EXERCISE GOAL: Using the data below, copy every line that contains the word "knihovny".

(Stored records)
* * *
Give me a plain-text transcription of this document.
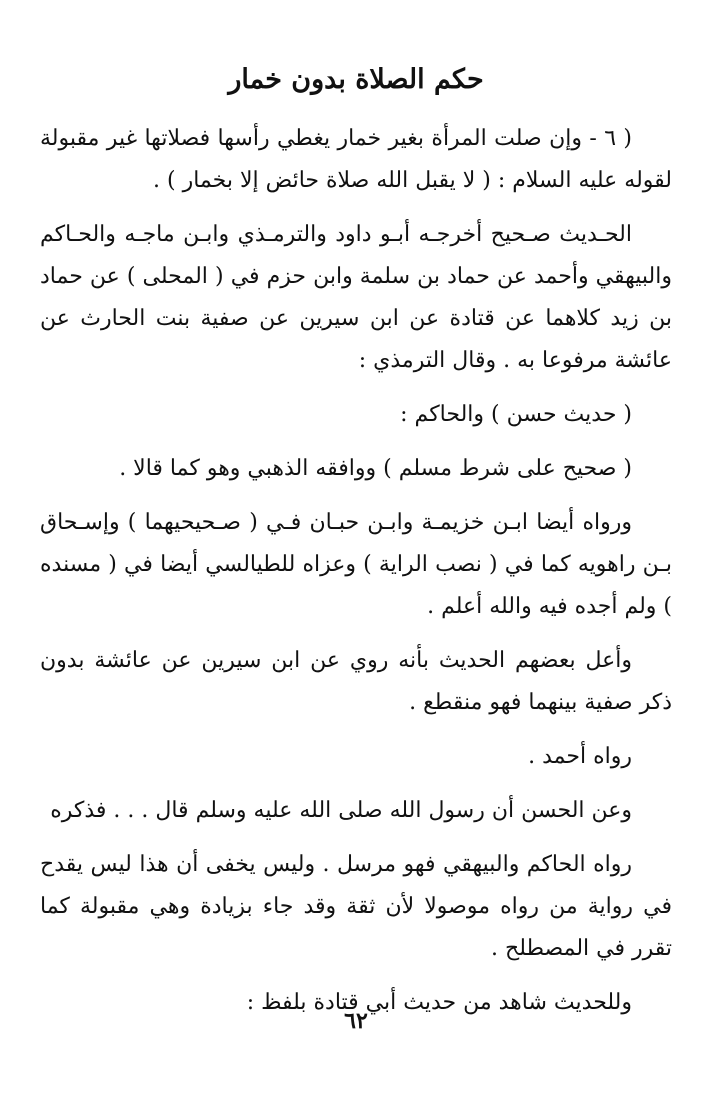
حكم الصلاة بدون خمار

( ٦ - وإن صلت المرأة بغير خمار يغطي رأسها فصلاتها غير مقبولة لقوله عليه السلام : ( لا يقبل الله صلاة حائض إلا بخمار ) .

الحـديث صـحيح أخرجـه أبـو داود والترمـذي وابـن ماجـه والحـاكم والبيهقي وأحمد عن حماد بن سلمة وابن حزم في ( المحلى ) عن حماد بن زيد كلاهما عن قتادة عن ابن سيرين عن صفية بنت الحارث عن عائشة مرفوعا به . وقال الترمذي :

( حديث حسن ) والحاكم :

( صحيح على شرط مسلم ) ووافقه الذهبي وهو كما قالا .

ورواه أيضا ابـن خزيمـة وابـن حبـان فـي ( صـحيحيهما ) وإسـحاق بـن راهويه كما في ( نصب الراية ) وعزاه للطيالسي أيضا في ( مسنده ) ولم أجده فيه والله أعلم .

وأعل بعضهم الحديث بأنه روي عن ابن سيرين عن عائشة بدون ذكر صفية بينهما فهو منقطع .

رواه أحمد .

وعن الحسن أن رسول الله صلى الله عليه وسلم قال . . . فذكره

رواه الحاكم والبيهقي فهو مرسل . وليس يخفى أن هذا ليس يقدح في رواية من رواه موصولا لأن ثقة وقد جاء بزيادة وهي مقبولة كما تقرر في المصطلح .

وللحديث شاهد من حديث أبي قتادة بلفظ :

٦٢
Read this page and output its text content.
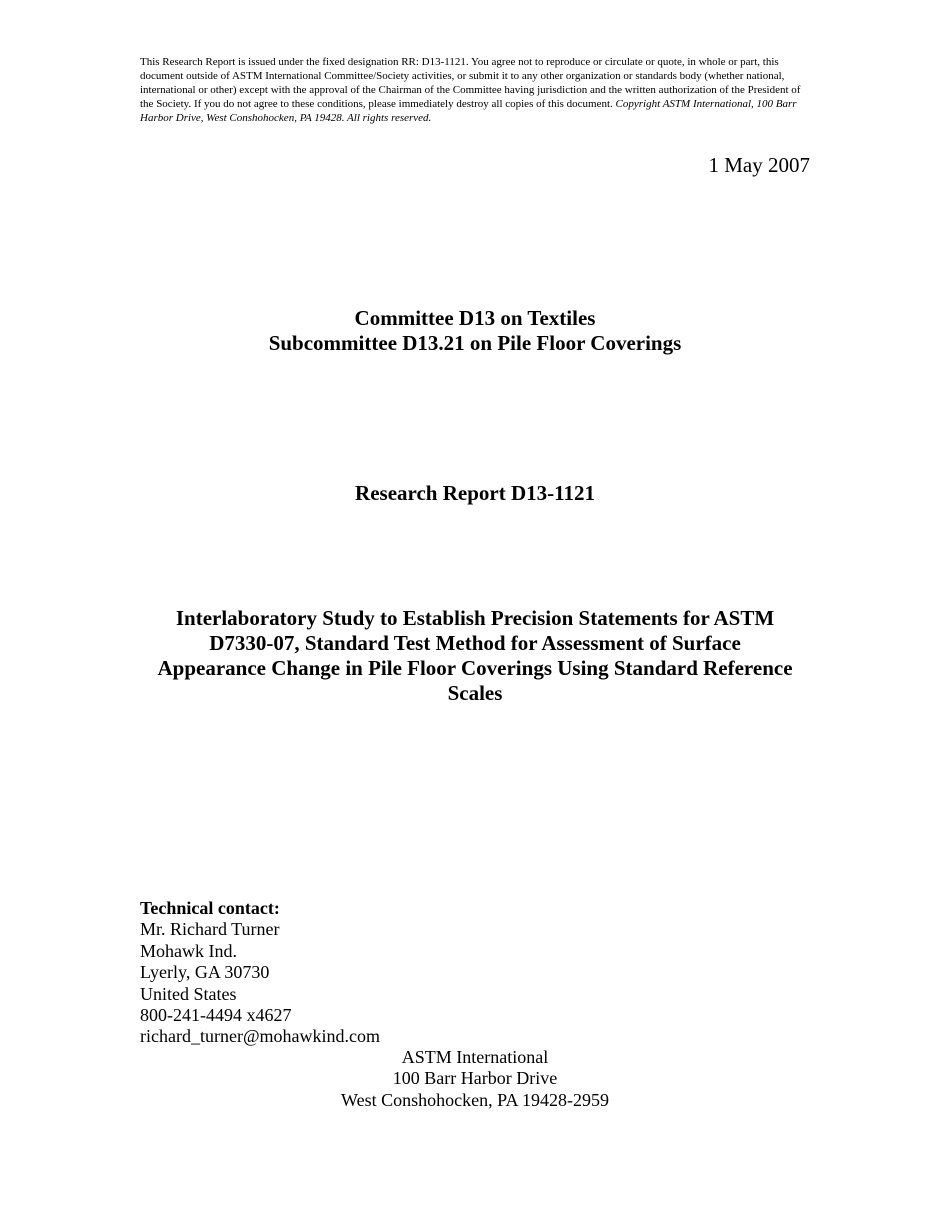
This Research Report is issued under the fixed designation RR: D13-1121. You agree not to reproduce or circulate or quote, in whole or part, this document outside of ASTM International Committee/Society activities, or submit it to any other organization or standards body (whether national, international or other) except with the approval of the Chairman of the Committee having jurisdiction and the written authorization of the President of the Society. If you do not agree to these conditions, please immediately destroy all copies of this document. Copyright ASTM International, 100 Barr Harbor Drive, West Conshohocken, PA 19428. All rights reserved.

1 May 2007

Committee D13 on Textiles
Subcommittee D13.21 on Pile Floor Coverings
Research Report D13-1121
Interlaboratory Study to Establish Precision Statements for ASTM
D7330-07, Standard Test Method for Assessment of Surface
Appearance Change in Pile Floor Coverings Using Standard Reference
Scales
Technical contact:
Mr. Richard Turner
Mohawk Ind.
Lyerly, GA 30730
United States
800-241-4494 x4627
richard_turner@mohawkind.com
ASTM International
100 Barr Harbor Drive
West Conshohocken, PA 19428-2959
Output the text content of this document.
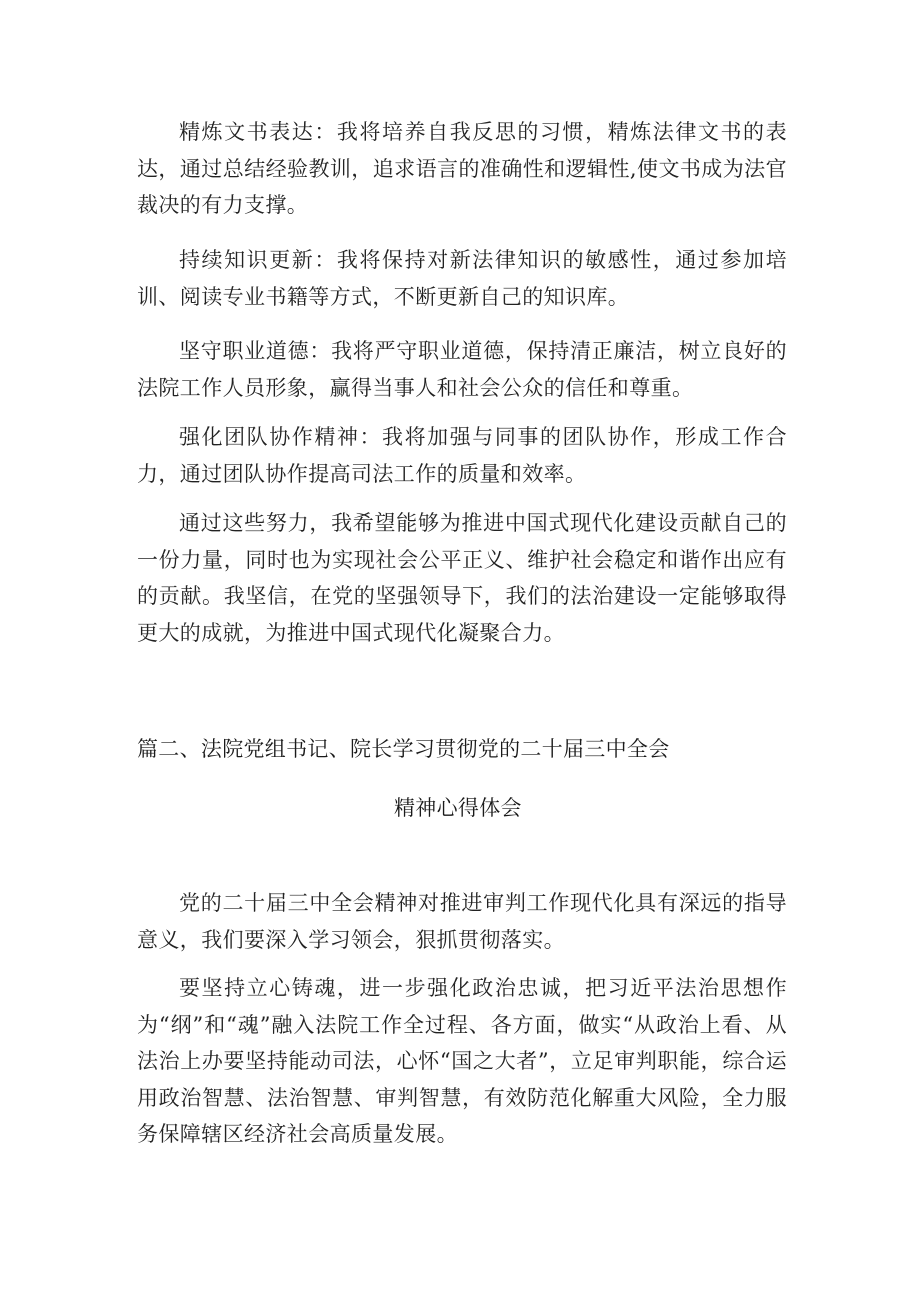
精炼文书表达：我将培养自我反思的习惯，精炼法律文书的表达，通过总结经验教训，追求语言的准确性和逻辑性,使文书成为法官裁决的有力支撑。

持续知识更新：我将保持对新法律知识的敏感性，通过参加培训、阅读专业书籍等方式，不断更新自己的知识库。

坚守职业道德：我将严守职业道德，保持清正廉洁，树立良好的法院工作人员形象，赢得当事人和社会公众的信任和尊重。

强化团队协作精神：我将加强与同事的团队协作，形成工作合力，通过团队协作提高司法工作的质量和效率。

通过这些努力，我希望能够为推进中国式现代化建设贡献自己的一份力量，同时也为实现社会公平正义、维护社会稳定和谐作出应有的贡献。我坚信，在党的坚强领导下，我们的法治建设一定能够取得更大的成就，为推进中国式现代化凝聚合力。

篇二、法院党组书记、院长学习贯彻党的二十届三中全会
精神心得体会

党的二十届三中全会精神对推进审判工作现代化具有深远的指导意义，我们要深入学习领会，狠抓贯彻落实。

要坚持立心铸魂，进一步强化政治忠诚，把习近平法治思想作为“纲”和“魂”融入法院工作全过程、各方面，做实“从政治上看、从法治上办要坚持能动司法，心怀“国之大者”，立足审判职能，综合运用政治智慧、法治智慧、审判智慧，有效防范化解重大风险，全力服务保障辖区经济社会高质量发展。
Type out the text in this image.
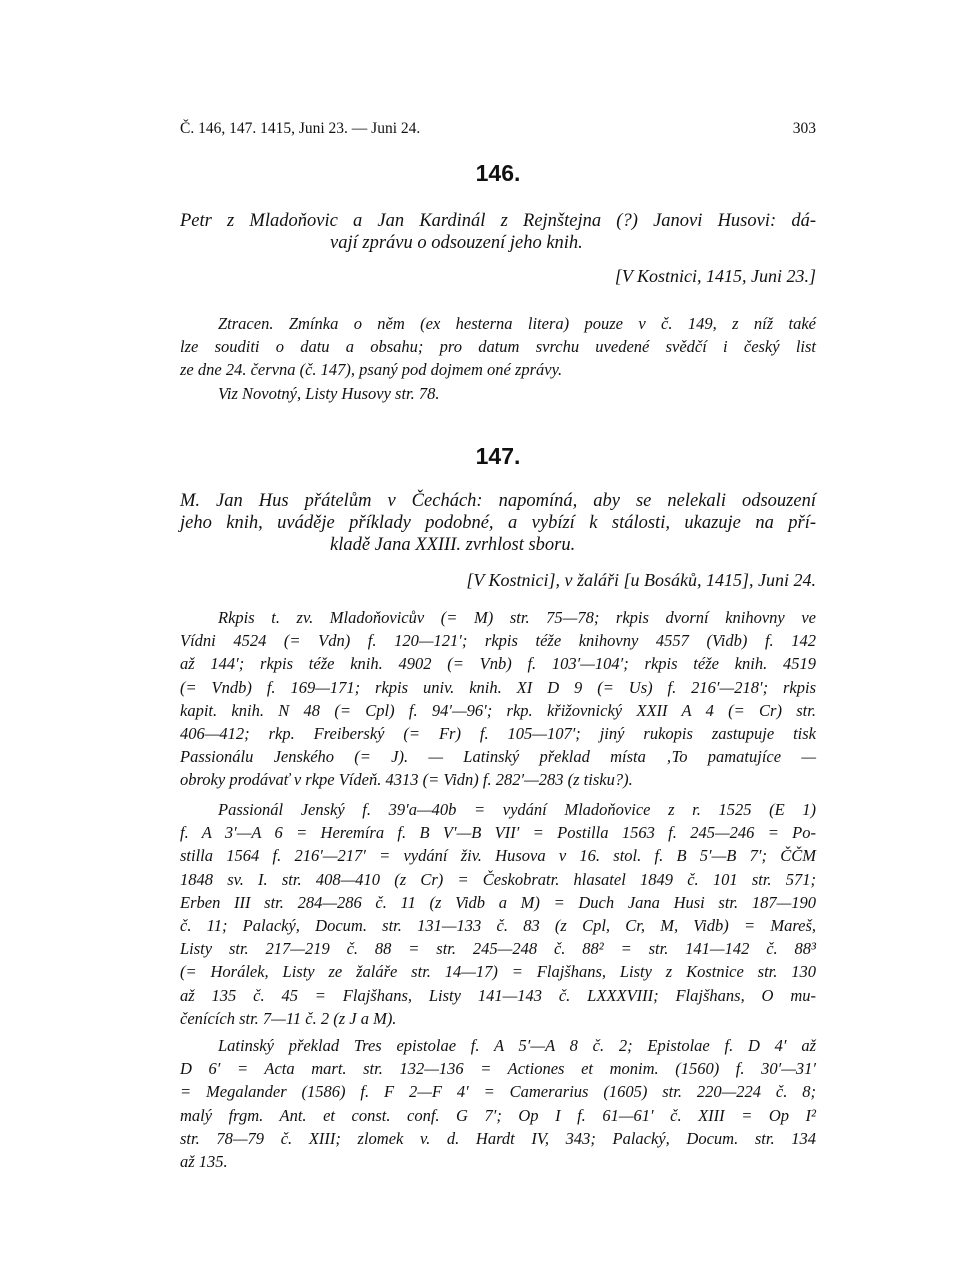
Č. 146, 147. 1415, Juni 23. — Juni 24.	303
146.
Petr z Mladoňovic a Jan Kardinál z Rejnštejna (?) Janovi Husovi: dá-
vají zprávu o odsouzení jeho knih.
[V Kostnici, 1415, Juni 23.]
Ztracen. Zmínka o něm (ex hesterna litera) pouze v č. 149, z níž také
lze souditi o datu a obsahu; pro datum svrchu uvedené svědčí i český list
ze dne 24. června (č. 147), psaný pod dojmem oné zprávy.
Viz Novotný, Listy Husovy str. 78.
147.
M. Jan Hus přátelům v Čechách: napomíná, aby se nelekali odsouzení
jeho knih, uváděje příklady podobné, a vybízí k stálosti, ukazuje na pří-
kladě Jana XXIII. zvrhlost sboru.
[V Kostnici], v žaláři [u Bosáků, 1415], Juni 24.
Rkpis t. zv. Mladoňovicův (= M) str. 75—78; rkpis dvorní knihovny ve
Vídni 4524 (= Vdn) f. 120—121′; rkpis téže knihovny 4557 (Vidb) f. 142
až 144′; rkpis téže knih. 4902 (= Vnb) f. 103′—104′; rkpis téže knih. 4519
(= Vndb) f. 169—171; rkpis univ. knih. XI D 9 (= Us) f. 216′—218′; rkpis
kapit. knih. N 48 (= Cpl) f. 94′—96′; rkp. křižovnický XXII A 4 (= Cr) str.
406—412; rkp. Freiberský (= Fr) f. 105—107′; jiný rukopis zastupuje tisk
Passionálu Jenského (= J). — Latinský překlad místa ‚To pamatujíce —
obroky prodávať v rkpe Vídeň. 4313 (= Vidn) f. 282′—283 (z tisku?).
Passionál Jenský f. 39′a—40b = vydání Mladoňovice z r. 1525 (E 1)
f. A 3′—A 6 = Heremíra f. B V′—B VII′ = Postilla 1563 f. 245—246 = Po-
stilla 1564 f. 216′—217′ = vydání živ. Husova v 16. stol. f. B 5′—B 7′; ČČM
1848 sv. I. str. 408—410 (z Cr) = Českobratr. hlasatel 1849 č. 101 str. 571;
Erben III str. 284—286 č. 11 (z Vidb a M) = Duch Jana Husi str. 187—190
č. 11; Palacký, Docum. str. 131—133 č. 83 (z Cpl, Cr, M, Vidb) = Mareš,
Listy str. 217—219 č. 88 = str. 245—248 č. 88² = str. 141—142 č. 88³
(= Horálek, Listy ze žaláře str. 14—17) = Flajšhans, Listy z Kostnice str. 130
až 135 č. 45 = Flajšhans, Listy 141—143 č. LXXXVIII; Flajšhans, O mu-
čenících str. 7—11 č. 2 (z J a M).
Latinský překlad Tres epistolae f. A 5′—A 8 č. 2; Epistolae f. D 4′ až
D 6′ = Acta mart. str. 132—136 = Actiones et monim. (1560) f. 30′—31′
= Megalander (1586) f. F 2—F 4′ = Camerarius (1605) str. 220—224 č. 8;
malý frgm. Ant. et const. conf. G 7′; Op I f. 61—61′ č. XIII = Op I²
str. 78—79 č. XIII; zlomek v. d. Hardt IV, 343; Palacký, Docum. str. 134
až 135.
* * *
WORKED SOLUTION:
Rkpis t. zv. Mladoňovicův (= M) str. 75—78; rkpis dvorní knihovny ve
Vídni 4524 (= Vdn) f. 120—121′; rkpis téže knihovny 4557 (Vidb) f. 142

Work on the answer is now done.